PROMPT => Look through the data for the string "puella". Copy every line where it is found.

SUPPLIED MATERIAL =>
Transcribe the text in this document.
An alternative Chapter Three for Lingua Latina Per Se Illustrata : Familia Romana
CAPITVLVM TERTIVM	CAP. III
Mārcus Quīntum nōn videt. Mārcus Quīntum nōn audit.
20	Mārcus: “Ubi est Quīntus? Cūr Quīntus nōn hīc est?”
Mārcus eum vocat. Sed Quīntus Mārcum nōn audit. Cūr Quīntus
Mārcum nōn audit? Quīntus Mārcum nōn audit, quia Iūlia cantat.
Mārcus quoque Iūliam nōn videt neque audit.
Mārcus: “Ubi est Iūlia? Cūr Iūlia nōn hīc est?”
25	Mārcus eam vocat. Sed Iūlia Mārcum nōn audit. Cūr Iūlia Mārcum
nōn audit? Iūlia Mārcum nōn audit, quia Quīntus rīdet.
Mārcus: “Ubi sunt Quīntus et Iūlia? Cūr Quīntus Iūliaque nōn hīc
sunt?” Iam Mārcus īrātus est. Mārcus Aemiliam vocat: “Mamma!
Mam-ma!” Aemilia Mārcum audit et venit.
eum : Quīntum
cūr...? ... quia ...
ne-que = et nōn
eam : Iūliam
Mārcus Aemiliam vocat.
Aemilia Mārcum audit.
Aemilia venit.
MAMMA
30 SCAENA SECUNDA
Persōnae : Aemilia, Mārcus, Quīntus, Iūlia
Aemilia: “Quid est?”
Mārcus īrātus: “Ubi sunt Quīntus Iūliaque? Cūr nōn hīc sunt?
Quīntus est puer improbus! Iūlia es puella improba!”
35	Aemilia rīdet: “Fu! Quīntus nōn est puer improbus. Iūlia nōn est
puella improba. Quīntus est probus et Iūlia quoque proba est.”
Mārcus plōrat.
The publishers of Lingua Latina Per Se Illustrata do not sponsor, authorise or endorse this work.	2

EXERCISE RESULT =>
Quīntus est puer improbus! Iūlia es puella improba!”
puella improba. Quīntus est probus et Iūlia quoque proba est.”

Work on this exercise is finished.